◆ **Problem to solve**
Reproduce the following lines without any changes.

★ ★ ★

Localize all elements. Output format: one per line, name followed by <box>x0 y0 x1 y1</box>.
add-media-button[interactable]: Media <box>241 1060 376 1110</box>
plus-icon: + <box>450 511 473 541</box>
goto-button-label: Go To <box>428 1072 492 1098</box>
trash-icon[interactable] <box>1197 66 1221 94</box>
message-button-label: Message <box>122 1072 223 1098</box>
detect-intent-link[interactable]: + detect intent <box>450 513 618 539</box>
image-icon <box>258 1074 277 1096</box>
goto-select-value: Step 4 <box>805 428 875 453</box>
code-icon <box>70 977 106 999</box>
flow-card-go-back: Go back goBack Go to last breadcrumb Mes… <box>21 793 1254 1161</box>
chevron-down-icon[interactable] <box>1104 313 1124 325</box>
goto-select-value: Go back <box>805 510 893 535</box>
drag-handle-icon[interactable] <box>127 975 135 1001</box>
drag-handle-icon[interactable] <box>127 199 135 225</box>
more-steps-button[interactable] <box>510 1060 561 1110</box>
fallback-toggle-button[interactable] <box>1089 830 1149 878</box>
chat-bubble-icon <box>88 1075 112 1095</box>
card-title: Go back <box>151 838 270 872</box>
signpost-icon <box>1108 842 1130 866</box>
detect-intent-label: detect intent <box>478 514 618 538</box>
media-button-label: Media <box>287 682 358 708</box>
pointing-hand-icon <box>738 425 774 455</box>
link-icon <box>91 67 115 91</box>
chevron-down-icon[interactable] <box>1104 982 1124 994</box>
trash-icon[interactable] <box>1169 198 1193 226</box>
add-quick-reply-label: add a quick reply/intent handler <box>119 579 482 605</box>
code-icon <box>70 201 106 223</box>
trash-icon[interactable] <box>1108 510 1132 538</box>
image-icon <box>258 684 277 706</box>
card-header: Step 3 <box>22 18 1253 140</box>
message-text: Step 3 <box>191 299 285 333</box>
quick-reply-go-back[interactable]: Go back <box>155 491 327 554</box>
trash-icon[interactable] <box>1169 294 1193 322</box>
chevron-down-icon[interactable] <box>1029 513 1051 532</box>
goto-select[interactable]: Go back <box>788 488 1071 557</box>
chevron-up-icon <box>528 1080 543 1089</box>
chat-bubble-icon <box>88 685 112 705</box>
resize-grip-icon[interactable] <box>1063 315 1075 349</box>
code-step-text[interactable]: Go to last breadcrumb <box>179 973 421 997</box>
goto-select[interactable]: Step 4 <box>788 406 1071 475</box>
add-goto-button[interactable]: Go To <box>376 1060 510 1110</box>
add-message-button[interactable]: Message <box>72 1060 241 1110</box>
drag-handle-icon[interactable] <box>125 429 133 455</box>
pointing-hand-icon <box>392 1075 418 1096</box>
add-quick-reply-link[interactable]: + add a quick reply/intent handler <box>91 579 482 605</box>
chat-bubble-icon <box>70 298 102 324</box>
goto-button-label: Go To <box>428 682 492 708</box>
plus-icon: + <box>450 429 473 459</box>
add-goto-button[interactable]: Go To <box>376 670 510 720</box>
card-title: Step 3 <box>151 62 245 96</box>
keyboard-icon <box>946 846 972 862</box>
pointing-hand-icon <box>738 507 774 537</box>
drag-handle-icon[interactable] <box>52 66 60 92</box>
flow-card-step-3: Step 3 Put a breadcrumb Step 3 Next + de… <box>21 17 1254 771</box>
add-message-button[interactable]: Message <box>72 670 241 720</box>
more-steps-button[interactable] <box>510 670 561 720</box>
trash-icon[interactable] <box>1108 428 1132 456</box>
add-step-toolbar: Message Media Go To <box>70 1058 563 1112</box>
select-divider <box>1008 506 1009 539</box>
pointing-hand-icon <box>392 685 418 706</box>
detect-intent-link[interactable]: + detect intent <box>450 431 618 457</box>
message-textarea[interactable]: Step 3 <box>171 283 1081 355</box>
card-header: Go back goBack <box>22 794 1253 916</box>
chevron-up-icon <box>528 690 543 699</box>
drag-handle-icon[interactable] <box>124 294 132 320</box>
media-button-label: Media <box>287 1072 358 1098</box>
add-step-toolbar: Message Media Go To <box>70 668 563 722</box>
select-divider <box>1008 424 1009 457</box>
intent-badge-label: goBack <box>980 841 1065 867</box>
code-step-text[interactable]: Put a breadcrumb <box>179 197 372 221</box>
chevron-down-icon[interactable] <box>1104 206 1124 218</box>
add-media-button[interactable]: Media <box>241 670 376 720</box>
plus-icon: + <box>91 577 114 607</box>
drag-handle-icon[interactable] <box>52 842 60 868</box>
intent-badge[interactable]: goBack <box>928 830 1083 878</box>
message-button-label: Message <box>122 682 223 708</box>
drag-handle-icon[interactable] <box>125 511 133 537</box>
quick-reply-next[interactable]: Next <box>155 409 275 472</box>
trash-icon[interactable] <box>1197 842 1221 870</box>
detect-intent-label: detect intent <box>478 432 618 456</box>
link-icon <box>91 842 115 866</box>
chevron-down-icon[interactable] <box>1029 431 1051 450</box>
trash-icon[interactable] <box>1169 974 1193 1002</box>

★ ★ ★

◆ **Task answer**
Localize all elements. Output format: one per line, name followed by <box>x0 y0 x1 y1</box>.
add-media-button[interactable]: Media <box>241 1060 376 1110</box>
plus-icon: + <box>450 511 473 541</box>
goto-button-label: Go To <box>428 1072 492 1098</box>
trash-icon[interactable] <box>1197 66 1221 94</box>
message-button-label: Message <box>122 1072 223 1098</box>
detect-intent-link[interactable]: + detect intent <box>450 513 618 539</box>
image-icon <box>258 1074 277 1096</box>
goto-select-value: Step 4 <box>805 428 875 453</box>
code-icon <box>70 977 106 999</box>
flow-card-go-back: Go back goBack Go to last breadcrumb Mes… <box>21 793 1254 1161</box>
chevron-down-icon[interactable] <box>1104 313 1124 325</box>
goto-select-value: Go back <box>805 510 893 535</box>
drag-handle-icon[interactable] <box>127 975 135 1001</box>
drag-handle-icon[interactable] <box>127 199 135 225</box>
more-steps-button[interactable] <box>510 1060 561 1110</box>
fallback-toggle-button[interactable] <box>1089 830 1149 878</box>
chat-bubble-icon <box>88 1075 112 1095</box>
card-title: Go back <box>151 838 270 872</box>
signpost-icon <box>1108 842 1130 866</box>
detect-intent-label: detect intent <box>478 514 618 538</box>
media-button-label: Media <box>287 682 358 708</box>
pointing-hand-icon <box>738 425 774 455</box>
link-icon <box>91 67 115 91</box>
chevron-down-icon[interactable] <box>1104 982 1124 994</box>
trash-icon[interactable] <box>1169 198 1193 226</box>
add-quick-reply-label: add a quick reply/intent handler <box>119 579 482 605</box>
code-icon <box>70 201 106 223</box>
trash-icon[interactable] <box>1108 510 1132 538</box>
image-icon <box>258 684 277 706</box>
card-header: Step 3 <box>22 18 1253 140</box>
message-text: Step 3 <box>191 299 285 333</box>
quick-reply-go-back[interactable]: Go back <box>155 491 327 554</box>
trash-icon[interactable] <box>1169 294 1193 322</box>
chevron-down-icon[interactable] <box>1029 513 1051 532</box>
goto-select[interactable]: Go back <box>788 488 1071 557</box>
chevron-up-icon <box>528 1080 543 1089</box>
chat-bubble-icon <box>88 685 112 705</box>
resize-grip-icon[interactable] <box>1063 315 1075 349</box>
code-step-text[interactable]: Go to last breadcrumb <box>179 973 421 997</box>
goto-select[interactable]: Step 4 <box>788 406 1071 475</box>
add-goto-button[interactable]: Go To <box>376 1060 510 1110</box>
add-message-button[interactable]: Message <box>72 1060 241 1110</box>
drag-handle-icon[interactable] <box>125 429 133 455</box>
pointing-hand-icon <box>392 1075 418 1096</box>
add-quick-reply-link[interactable]: + add a quick reply/intent handler <box>91 579 482 605</box>
chat-bubble-icon <box>70 298 102 324</box>
goto-button-label: Go To <box>428 682 492 708</box>
plus-icon: + <box>450 429 473 459</box>
add-goto-button[interactable]: Go To <box>376 670 510 720</box>
card-title: Step 3 <box>151 62 245 96</box>
keyboard-icon <box>946 846 972 862</box>
pointing-hand-icon <box>738 507 774 537</box>
drag-handle-icon[interactable] <box>52 66 60 92</box>
flow-card-step-3: Step 3 Put a breadcrumb Step 3 Next + de… <box>21 17 1254 771</box>
add-message-button[interactable]: Message <box>72 670 241 720</box>
more-steps-button[interactable] <box>510 670 561 720</box>
trash-icon[interactable] <box>1108 428 1132 456</box>
add-step-toolbar: Message Media Go To <box>70 1058 563 1112</box>
select-divider <box>1008 506 1009 539</box>
pointing-hand-icon <box>392 685 418 706</box>
detect-intent-link[interactable]: + detect intent <box>450 431 618 457</box>
message-textarea[interactable]: Step 3 <box>171 283 1081 355</box>
card-header: Go back goBack <box>22 794 1253 916</box>
chevron-up-icon <box>528 690 543 699</box>
drag-handle-icon[interactable] <box>124 294 132 320</box>
media-button-label: Media <box>287 1072 358 1098</box>
add-step-toolbar: Message Media Go To <box>70 668 563 722</box>
select-divider <box>1008 424 1009 457</box>
intent-badge-label: goBack <box>980 841 1065 867</box>
code-step-text[interactable]: Put a breadcrumb <box>179 197 372 221</box>
chevron-down-icon[interactable] <box>1104 206 1124 218</box>
add-media-button[interactable]: Media <box>241 670 376 720</box>
plus-icon: + <box>91 577 114 607</box>
drag-handle-icon[interactable] <box>52 842 60 868</box>
intent-badge[interactable]: goBack <box>928 830 1083 878</box>
message-button-label: Message <box>122 682 223 708</box>
drag-handle-icon[interactable] <box>125 511 133 537</box>
quick-reply-next[interactable]: Next <box>155 409 275 472</box>
trash-icon[interactable] <box>1197 842 1221 870</box>
detect-intent-label: detect intent <box>478 432 618 456</box>
link-icon <box>91 842 115 866</box>
chevron-down-icon[interactable] <box>1029 431 1051 450</box>
trash-icon[interactable] <box>1169 974 1193 1002</box>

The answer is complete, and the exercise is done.